## AIM
Keep only those lines of the records that include the string "content".

DATA IN THIS EXERCISE start

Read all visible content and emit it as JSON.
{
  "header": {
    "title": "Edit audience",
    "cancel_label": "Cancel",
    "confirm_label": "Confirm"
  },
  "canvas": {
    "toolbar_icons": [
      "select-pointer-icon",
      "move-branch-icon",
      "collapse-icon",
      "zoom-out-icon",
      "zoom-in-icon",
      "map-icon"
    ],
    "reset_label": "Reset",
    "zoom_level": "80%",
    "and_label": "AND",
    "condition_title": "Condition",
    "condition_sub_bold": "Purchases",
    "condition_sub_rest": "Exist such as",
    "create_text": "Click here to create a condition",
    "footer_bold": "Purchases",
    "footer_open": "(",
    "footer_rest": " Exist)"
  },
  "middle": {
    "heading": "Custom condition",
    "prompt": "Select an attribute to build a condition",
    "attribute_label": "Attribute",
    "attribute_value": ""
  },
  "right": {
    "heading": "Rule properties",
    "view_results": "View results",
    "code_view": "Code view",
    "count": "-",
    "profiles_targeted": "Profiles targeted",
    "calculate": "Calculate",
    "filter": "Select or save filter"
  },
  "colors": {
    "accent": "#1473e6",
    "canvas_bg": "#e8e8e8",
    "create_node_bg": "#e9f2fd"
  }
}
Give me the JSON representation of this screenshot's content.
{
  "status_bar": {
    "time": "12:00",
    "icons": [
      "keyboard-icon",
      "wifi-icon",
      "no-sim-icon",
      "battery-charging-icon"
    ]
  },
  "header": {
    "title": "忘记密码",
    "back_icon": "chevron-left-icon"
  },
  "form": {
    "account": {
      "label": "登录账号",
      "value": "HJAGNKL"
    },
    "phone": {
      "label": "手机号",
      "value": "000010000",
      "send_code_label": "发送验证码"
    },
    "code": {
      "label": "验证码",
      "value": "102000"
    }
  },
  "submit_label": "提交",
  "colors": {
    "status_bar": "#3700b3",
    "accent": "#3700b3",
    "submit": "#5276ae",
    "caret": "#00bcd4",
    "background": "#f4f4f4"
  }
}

DATA IN THIS EXERCISE end

## RESULT OF THE TASK
Read all visible content and emit it as JSON.
Give me the JSON representation of this screenshot's content.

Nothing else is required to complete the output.